Task goal
Copy every line of the data in which the word "visibility" occurs.

(Collected data entries)
--- START ---

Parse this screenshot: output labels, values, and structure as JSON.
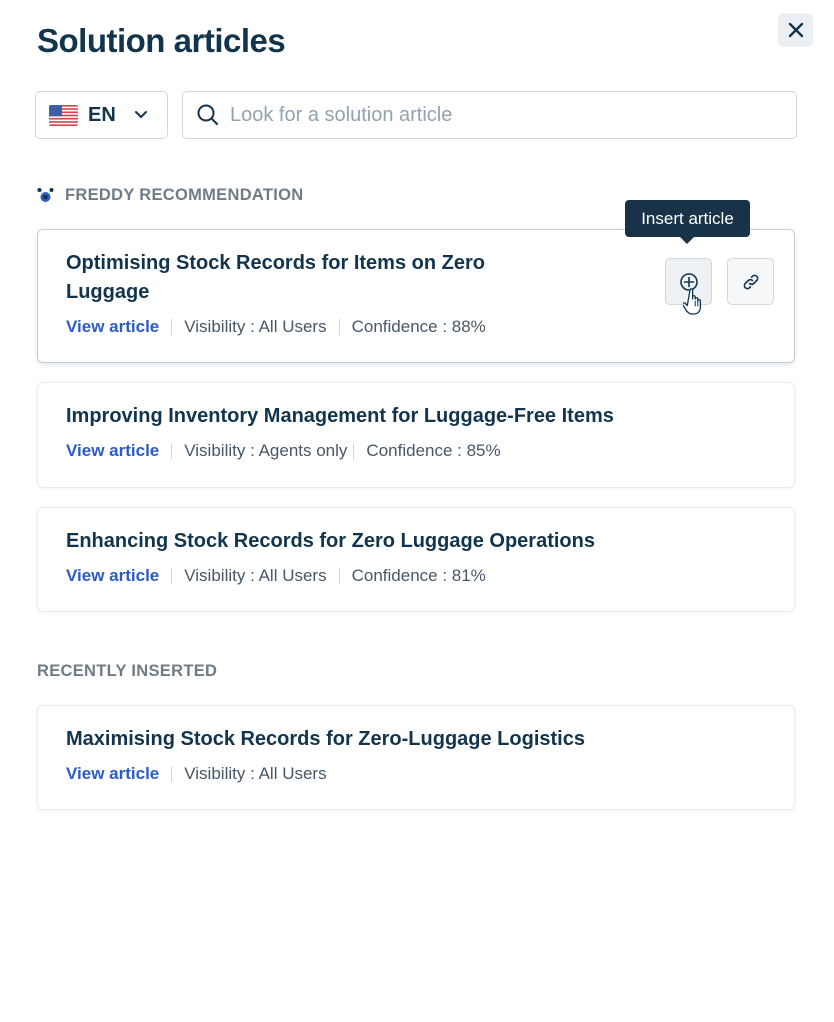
{
  "header": {
    "title": "Solution articles"
  },
  "language": {
    "code": "EN"
  },
  "search": {
    "placeholder": "Look for a solution article",
    "value": ""
  },
  "sections": {
    "recommendation_label": "FREDDY RECOMMENDATION",
    "recent_label": "RECENTLY INSERTED"
  },
  "tooltip": {
    "text": "Insert article"
  },
  "recommended": [
    {
      "title": "Optimising Stock Records for Items on Zero Luggage",
      "link": "View article",
      "visibility": "Visibility : All Users",
      "confidence": "Confidence : 88%"
    },
    {
      "title": "Improving Inventory Management for Luggage-Free Items",
      "link": "View article",
      "visibility": "Visibility : Agents only",
      "confidence": "Confidence : 85%"
    },
    {
      "title": "Enhancing Stock Records for Zero Luggage Operations",
      "link": "View article",
      "visibility": "Visibility : All Users",
      "confidence": "Confidence : 81%"
    }
  ],
  "recent": [
    {
      "title": "Maximising Stock Records for Zero-Luggage Logistics",
      "link": "View article",
      "visibility": "Visibility : All Users"
    }
  ],
  "colors": {
    "primary_text": "#12344d",
    "link": "#2c5cc5",
    "muted": "#6f7c87",
    "tooltip_bg": "#183247"
  }
}
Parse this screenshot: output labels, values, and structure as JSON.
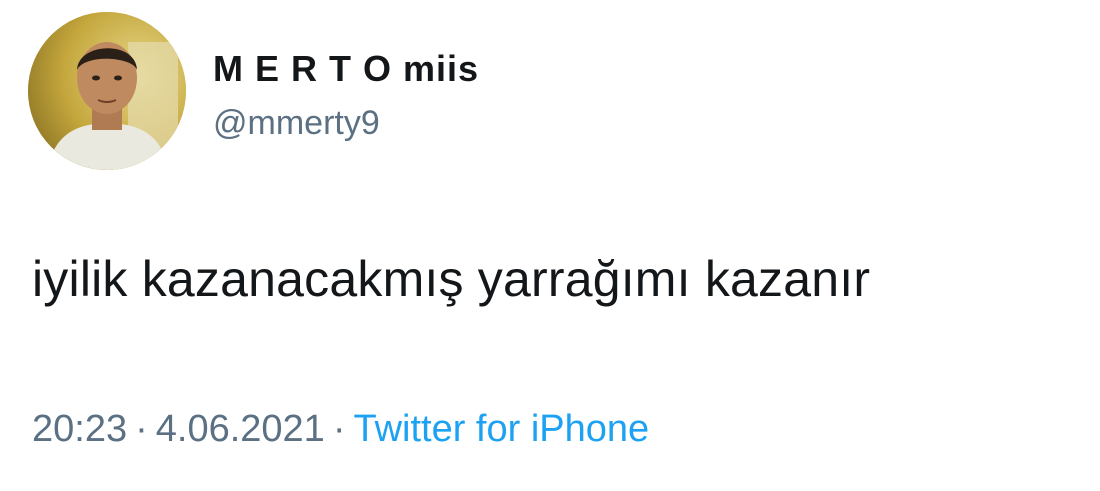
{
  "author": {
    "display_name": "M E R T O miis",
    "handle": "@mmerty9",
    "avatar_icon": "profile-photo"
  },
  "tweet": {
    "text": "iyilik kazanacakmış yarrağımı kazanır",
    "time": "20:23",
    "date": "4.06.2021",
    "separator": "·",
    "source": "Twitter for iPhone"
  },
  "colors": {
    "text": "#14171a",
    "secondary": "#5b7083",
    "link": "#1da1f2"
  }
}
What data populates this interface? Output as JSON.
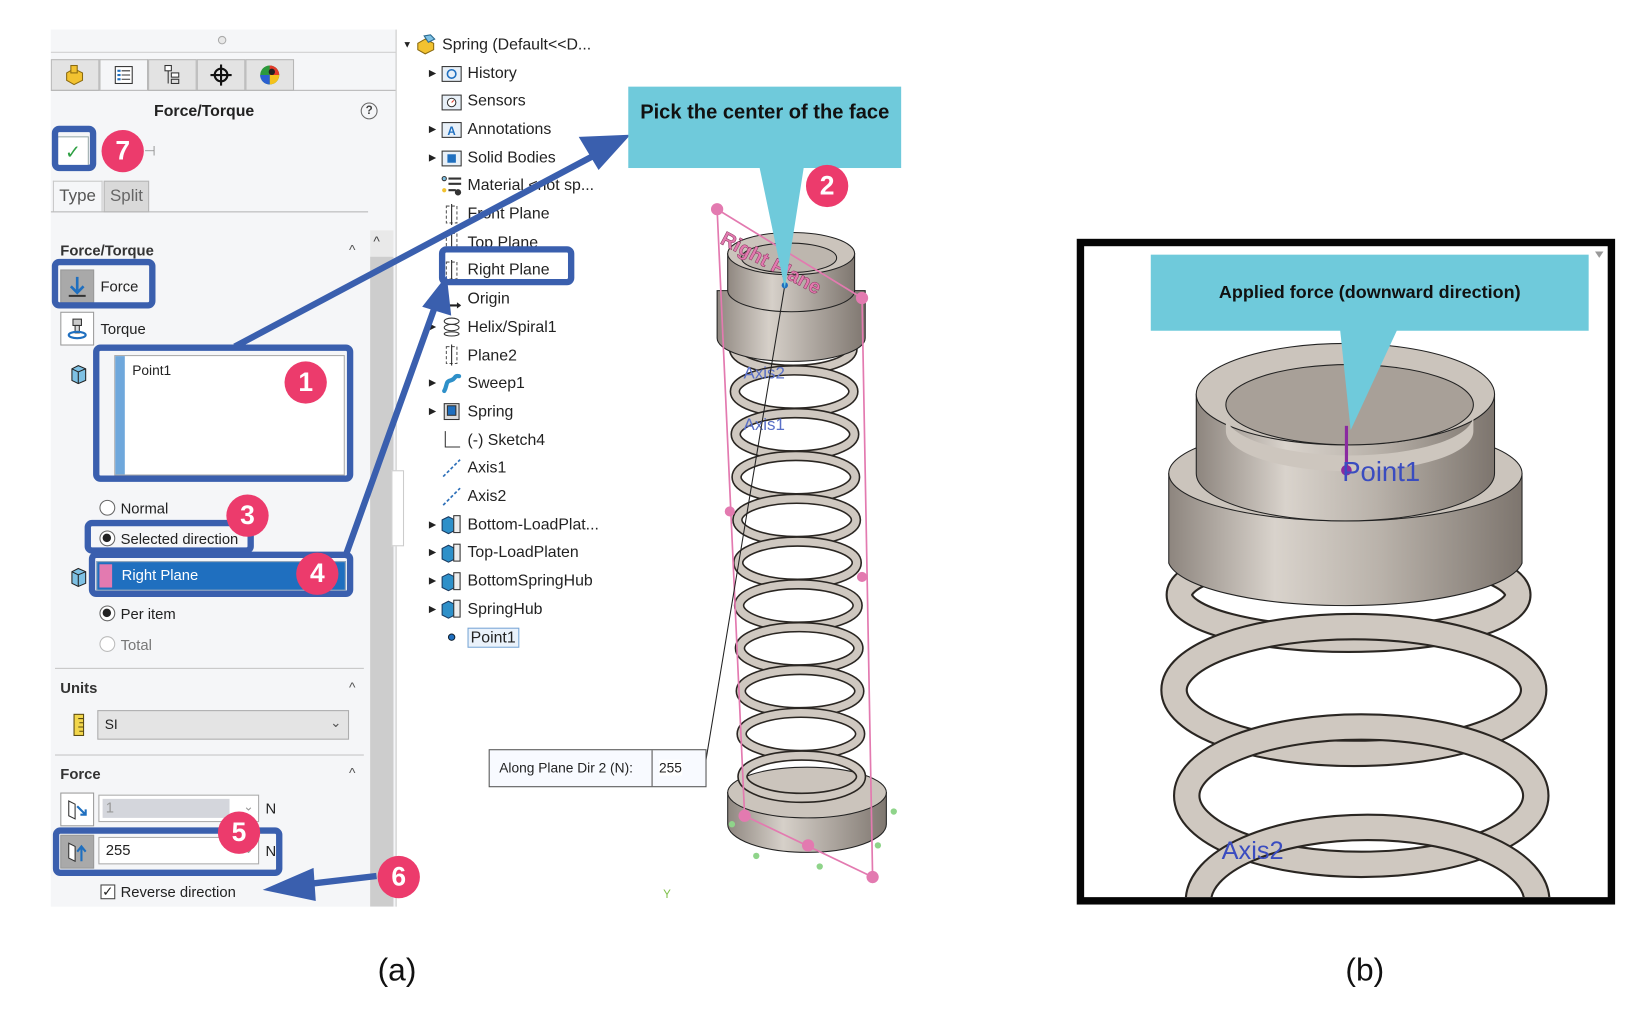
{
  "panel": {
    "title": "Force/Torque",
    "help": "?",
    "ok_symbol": "✓",
    "tabs": [
      "Type",
      "Split"
    ],
    "active_tab": "Type",
    "manager_tabs": [
      "feature-manager",
      "property-manager",
      "configuration-manager",
      "dimxpert-manager",
      "display-manager"
    ],
    "section_force_torque": {
      "title": "Force/Torque",
      "options": [
        {
          "label": "Force",
          "selected": true
        },
        {
          "label": "Torque",
          "selected": false
        }
      ],
      "selection_list": [
        "Point1"
      ],
      "direction_options": [
        {
          "label": "Normal",
          "checked": false
        },
        {
          "label": "Selected direction",
          "checked": true
        }
      ],
      "direction_reference": "Right Plane",
      "distribution_options": [
        {
          "label": "Per item",
          "checked": true,
          "enabled": true
        },
        {
          "label": "Total",
          "checked": false,
          "enabled": false
        }
      ]
    },
    "section_units": {
      "title": "Units",
      "value": "SI"
    },
    "section_force": {
      "title": "Force",
      "dir1_value": "1",
      "dir2_value": "255",
      "unit": "N",
      "reverse_direction_label": "Reverse direction",
      "reverse_direction_checked": true
    }
  },
  "tree": {
    "root": "Spring  (Default<<D...",
    "items": [
      {
        "label": "History",
        "icon": "history-folder-icon",
        "expandable": true
      },
      {
        "label": "Sensors",
        "icon": "sensors-folder-icon",
        "expandable": false
      },
      {
        "label": "Annotations",
        "icon": "annotations-folder-icon",
        "expandable": true
      },
      {
        "label": "Solid Bodies",
        "icon": "solid-bodies-folder-icon",
        "expandable": true
      },
      {
        "label": "Material <not sp...",
        "icon": "material-icon",
        "expandable": false
      },
      {
        "label": "Front Plane",
        "icon": "plane-icon",
        "expandable": false
      },
      {
        "label": "Top Plane",
        "icon": "plane-icon",
        "expandable": false
      },
      {
        "label": "Right Plane",
        "icon": "plane-icon",
        "expandable": false
      },
      {
        "label": "Origin",
        "icon": "origin-icon",
        "expandable": false
      },
      {
        "label": "Helix/Spiral1",
        "icon": "helix-icon",
        "expandable": true
      },
      {
        "label": "Plane2",
        "icon": "plane-icon",
        "expandable": false
      },
      {
        "label": "Sweep1",
        "icon": "sweep-icon",
        "expandable": true
      },
      {
        "label": "Spring",
        "icon": "part-icon",
        "expandable": true
      },
      {
        "label": "(-) Sketch4",
        "icon": "sketch-icon",
        "expandable": false
      },
      {
        "label": "Axis1",
        "icon": "axis-icon",
        "expandable": false
      },
      {
        "label": "Axis2",
        "icon": "axis-icon",
        "expandable": false
      },
      {
        "label": "Bottom-LoadPlat...",
        "icon": "component-icon",
        "expandable": true
      },
      {
        "label": "Top-LoadPlaten",
        "icon": "component-icon",
        "expandable": true
      },
      {
        "label": "BottomSpringHub",
        "icon": "component-icon",
        "expandable": true
      },
      {
        "label": "SpringHub",
        "icon": "component-icon",
        "expandable": true
      },
      {
        "label": "Point1",
        "icon": "point-icon",
        "expandable": false,
        "selected": true
      }
    ]
  },
  "viewport": {
    "plane_label": "Right Plane",
    "point_label": "Point1",
    "axis_labels": [
      "Axis2",
      "Axis1"
    ],
    "triad_label": "Y",
    "dimension_box": {
      "label": "Along Plane Dir 2 (N):",
      "value": "255"
    }
  },
  "callouts": {
    "pick_center": "Pick the center of the face",
    "applied_force": "Applied force (downward direction)",
    "badges": [
      "1",
      "2",
      "3",
      "4",
      "5",
      "6",
      "7"
    ]
  },
  "detail_view": {
    "point_label": "Point1",
    "axis_label": "Axis2"
  },
  "captions": {
    "a": "(a)",
    "b": "(b)"
  },
  "colors": {
    "annotation_blue": "#3a5fae",
    "badge_pink": "#ec3b6c",
    "tip_cyan": "#6fcadb",
    "plane_pink": "#e37ab0",
    "selection_blue": "#1f6fbf",
    "spring_gray": "#cfc8c0"
  }
}
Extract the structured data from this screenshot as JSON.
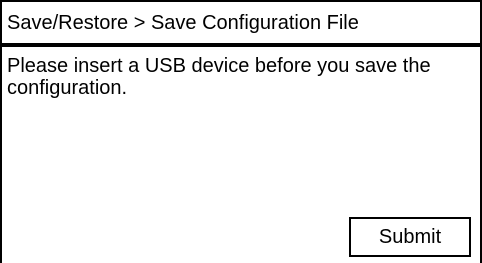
{
  "header": {
    "breadcrumb": "Save/Restore > Save Configuration File"
  },
  "main": {
    "message_line1": "Please insert a USB device before you save the",
    "message_line2": "configuration."
  },
  "actions": {
    "submit_label": "Submit"
  }
}
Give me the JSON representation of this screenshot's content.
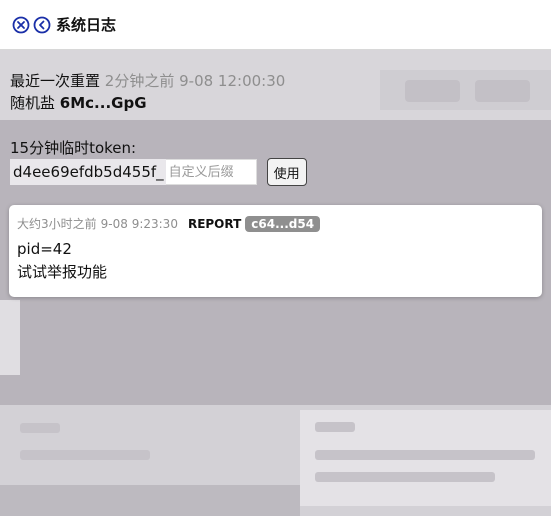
{
  "header": {
    "title": "系统日志",
    "close_icon": "close-circle-icon",
    "back_icon": "chevron-left-circle-icon",
    "accent": "#1a2fa8"
  },
  "reset": {
    "label": "最近一次重置",
    "relative": "2分钟之前",
    "timestamp": "9-08 12:00:30"
  },
  "salt": {
    "label": "随机盐",
    "value": "6Mc...GpG"
  },
  "token": {
    "label": "15分钟临时token:",
    "value": "d4ee69efdb5d455f_",
    "suffix_placeholder": "自定义后缀",
    "use_button": "使用"
  },
  "log": {
    "relative": "大约3小时之前",
    "timestamp": "9-08 9:23:30",
    "type": "REPORT",
    "hash": "c64...d54",
    "lines": [
      "pid=42",
      "试试举报功能"
    ]
  }
}
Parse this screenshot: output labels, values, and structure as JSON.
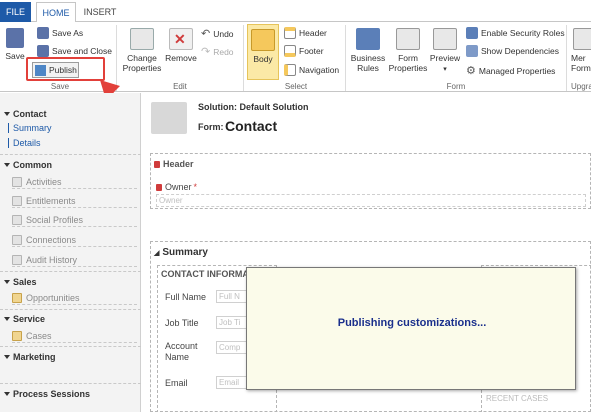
{
  "tabs": {
    "file": "FILE",
    "home": "HOME",
    "insert": "INSERT"
  },
  "ribbon": {
    "save": {
      "save": "Save",
      "save_as": "Save As",
      "save_and_close": "Save and Close",
      "publish": "Publish",
      "group": "Save"
    },
    "edit": {
      "change_properties_line1": "Change",
      "change_properties_line2": "Properties",
      "remove": "Remove",
      "undo": "Undo",
      "redo": "Redo",
      "group": "Edit"
    },
    "select": {
      "body": "Body",
      "header": "Header",
      "footer": "Footer",
      "navigation": "Navigation",
      "group": "Select"
    },
    "form": {
      "business_rules_line1": "Business",
      "business_rules_line2": "Rules",
      "form_properties_line1": "Form",
      "form_properties_line2": "Properties",
      "preview": "Preview",
      "enable_security_roles": "Enable Security Roles",
      "show_dependencies": "Show Dependencies",
      "managed_properties": "Managed Properties",
      "group": "Form"
    },
    "upgrade": {
      "merge_forms_line1": "Mer",
      "merge_forms_line2": "Form",
      "group": "Upgra"
    }
  },
  "nav": {
    "contact": {
      "heading": "Contact",
      "items": [
        "Summary",
        "Details"
      ]
    },
    "common": {
      "heading": "Common",
      "items": [
        "Activities",
        "Entitlements",
        "Social Profiles",
        "Connections",
        "Audit History"
      ]
    },
    "sales": {
      "heading": "Sales",
      "items": [
        "Opportunities"
      ]
    },
    "service": {
      "heading": "Service",
      "items": [
        "Cases"
      ]
    },
    "marketing": {
      "heading": "Marketing"
    },
    "process_sessions": {
      "heading": "Process Sessions"
    }
  },
  "form": {
    "solution_label": "Solution: Default Solution",
    "form_label": "Form:",
    "form_name": "Contact",
    "header_section": "Header",
    "owner_label": "Owner",
    "owner_required": "*",
    "owner_placeholder": "Owner",
    "summary_section": "Summary",
    "contact_information": "CONTACT INFORMA",
    "fields": [
      {
        "label": "Full Name",
        "value": "Full N"
      },
      {
        "label": "Job Title",
        "value": "Job Ti"
      },
      {
        "label_line1": "Account",
        "label_line2": "Name",
        "value": "Comp"
      },
      {
        "label": "Email",
        "value": "Email"
      }
    ],
    "recent_cases": "RECENT CASES"
  },
  "modal": {
    "message": "Publishing customizations..."
  },
  "colors": {
    "accent": "#1e5aa8",
    "highlight": "#e2403a",
    "modal_bg": "#fbfbea",
    "modal_text": "#1a2f8c"
  }
}
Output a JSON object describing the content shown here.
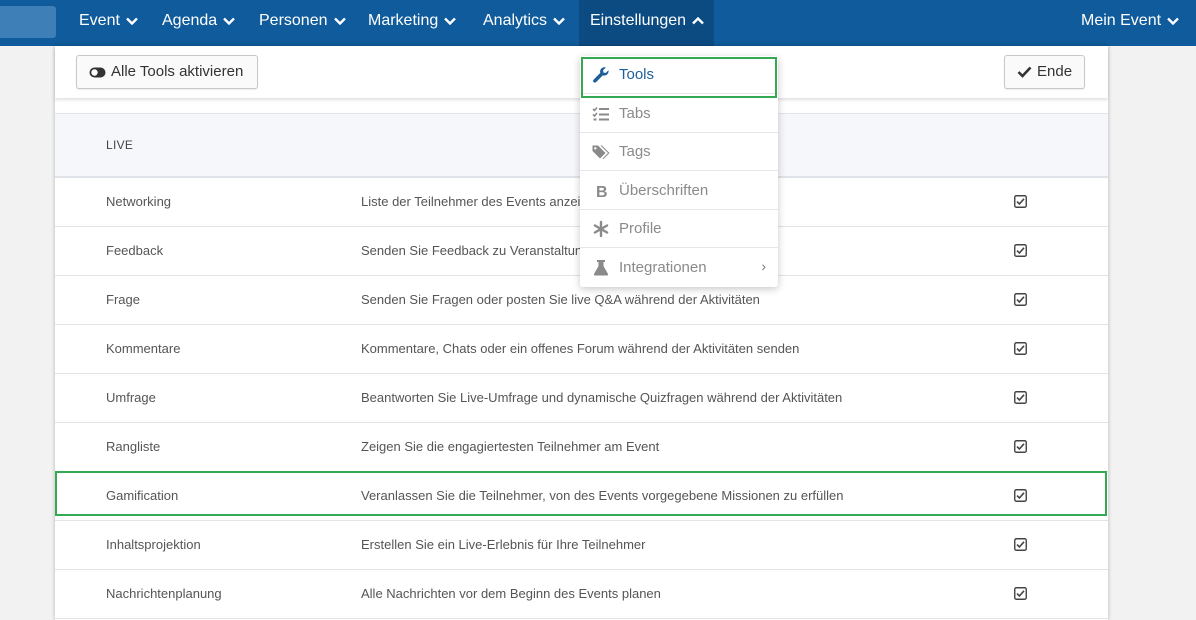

--- END ---

Output of the task
      "visibility": "Visibility : All Users",
      "visibility": "Visibility : Agents only",
      "visibility": "Visibility : All Users",
      "visibility": "Visibility : All Users"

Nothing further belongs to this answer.